◆ **RECORD LIST**
------------------------------------------------------------

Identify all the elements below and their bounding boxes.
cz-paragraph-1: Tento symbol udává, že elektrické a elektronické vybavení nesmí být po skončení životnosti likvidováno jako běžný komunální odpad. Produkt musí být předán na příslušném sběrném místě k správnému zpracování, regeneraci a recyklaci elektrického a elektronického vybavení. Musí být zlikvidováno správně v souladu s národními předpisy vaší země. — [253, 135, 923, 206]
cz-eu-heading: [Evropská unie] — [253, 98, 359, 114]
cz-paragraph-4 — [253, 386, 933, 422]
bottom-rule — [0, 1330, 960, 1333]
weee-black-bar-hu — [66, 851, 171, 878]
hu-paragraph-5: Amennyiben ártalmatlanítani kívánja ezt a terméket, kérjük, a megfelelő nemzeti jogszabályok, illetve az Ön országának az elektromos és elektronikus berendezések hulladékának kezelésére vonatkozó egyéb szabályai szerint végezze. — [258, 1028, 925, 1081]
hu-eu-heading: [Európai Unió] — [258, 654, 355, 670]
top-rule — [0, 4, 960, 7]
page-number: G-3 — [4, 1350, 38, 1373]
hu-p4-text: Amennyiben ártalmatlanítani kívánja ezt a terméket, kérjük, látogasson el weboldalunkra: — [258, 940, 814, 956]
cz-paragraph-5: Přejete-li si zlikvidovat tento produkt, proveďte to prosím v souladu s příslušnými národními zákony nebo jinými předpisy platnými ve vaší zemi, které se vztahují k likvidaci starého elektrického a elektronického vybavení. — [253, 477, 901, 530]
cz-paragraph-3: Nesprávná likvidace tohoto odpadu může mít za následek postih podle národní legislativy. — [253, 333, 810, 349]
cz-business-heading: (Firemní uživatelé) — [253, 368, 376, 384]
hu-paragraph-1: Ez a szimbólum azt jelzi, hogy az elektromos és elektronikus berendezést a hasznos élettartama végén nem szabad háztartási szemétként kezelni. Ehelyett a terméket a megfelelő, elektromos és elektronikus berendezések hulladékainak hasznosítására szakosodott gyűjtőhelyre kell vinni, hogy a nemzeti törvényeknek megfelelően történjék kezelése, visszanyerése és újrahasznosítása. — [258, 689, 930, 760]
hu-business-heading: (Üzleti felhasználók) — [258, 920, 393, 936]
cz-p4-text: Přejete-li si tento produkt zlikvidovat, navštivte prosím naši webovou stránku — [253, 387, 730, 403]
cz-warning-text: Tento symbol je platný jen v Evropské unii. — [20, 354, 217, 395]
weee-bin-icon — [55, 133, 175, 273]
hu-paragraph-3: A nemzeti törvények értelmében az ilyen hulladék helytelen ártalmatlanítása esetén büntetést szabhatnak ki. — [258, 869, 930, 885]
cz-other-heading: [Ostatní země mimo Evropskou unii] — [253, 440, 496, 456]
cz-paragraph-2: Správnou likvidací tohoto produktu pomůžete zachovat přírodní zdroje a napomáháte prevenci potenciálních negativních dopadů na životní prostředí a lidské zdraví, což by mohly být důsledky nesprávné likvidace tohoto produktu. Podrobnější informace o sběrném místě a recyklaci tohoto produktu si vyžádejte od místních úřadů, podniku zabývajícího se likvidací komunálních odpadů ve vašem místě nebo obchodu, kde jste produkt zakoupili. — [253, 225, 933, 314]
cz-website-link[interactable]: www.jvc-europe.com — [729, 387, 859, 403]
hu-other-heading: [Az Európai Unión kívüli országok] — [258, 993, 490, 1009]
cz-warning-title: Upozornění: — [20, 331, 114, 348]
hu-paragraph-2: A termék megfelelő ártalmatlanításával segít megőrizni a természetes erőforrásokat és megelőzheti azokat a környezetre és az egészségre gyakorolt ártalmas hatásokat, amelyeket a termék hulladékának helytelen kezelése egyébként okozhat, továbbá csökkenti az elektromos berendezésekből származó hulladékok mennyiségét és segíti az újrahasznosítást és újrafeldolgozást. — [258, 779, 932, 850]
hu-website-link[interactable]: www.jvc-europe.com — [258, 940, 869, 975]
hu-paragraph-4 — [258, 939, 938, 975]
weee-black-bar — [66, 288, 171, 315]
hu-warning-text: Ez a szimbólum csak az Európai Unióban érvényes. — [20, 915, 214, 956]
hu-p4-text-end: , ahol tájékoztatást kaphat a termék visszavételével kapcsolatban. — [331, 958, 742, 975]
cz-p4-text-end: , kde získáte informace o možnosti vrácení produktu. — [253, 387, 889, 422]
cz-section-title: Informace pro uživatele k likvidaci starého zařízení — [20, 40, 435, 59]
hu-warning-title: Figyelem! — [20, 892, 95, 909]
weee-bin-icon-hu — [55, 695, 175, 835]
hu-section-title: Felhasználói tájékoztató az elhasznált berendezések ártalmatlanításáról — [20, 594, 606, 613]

------------------------------------------------------------

◆ **PROBLEM DESCRIPTION**
Show each line of the records above that contains the string "rule". Case counts.

◆ **RESPONSE**
bottom-rule — [0, 1330, 960, 1333]
top-rule — [0, 4, 960, 7]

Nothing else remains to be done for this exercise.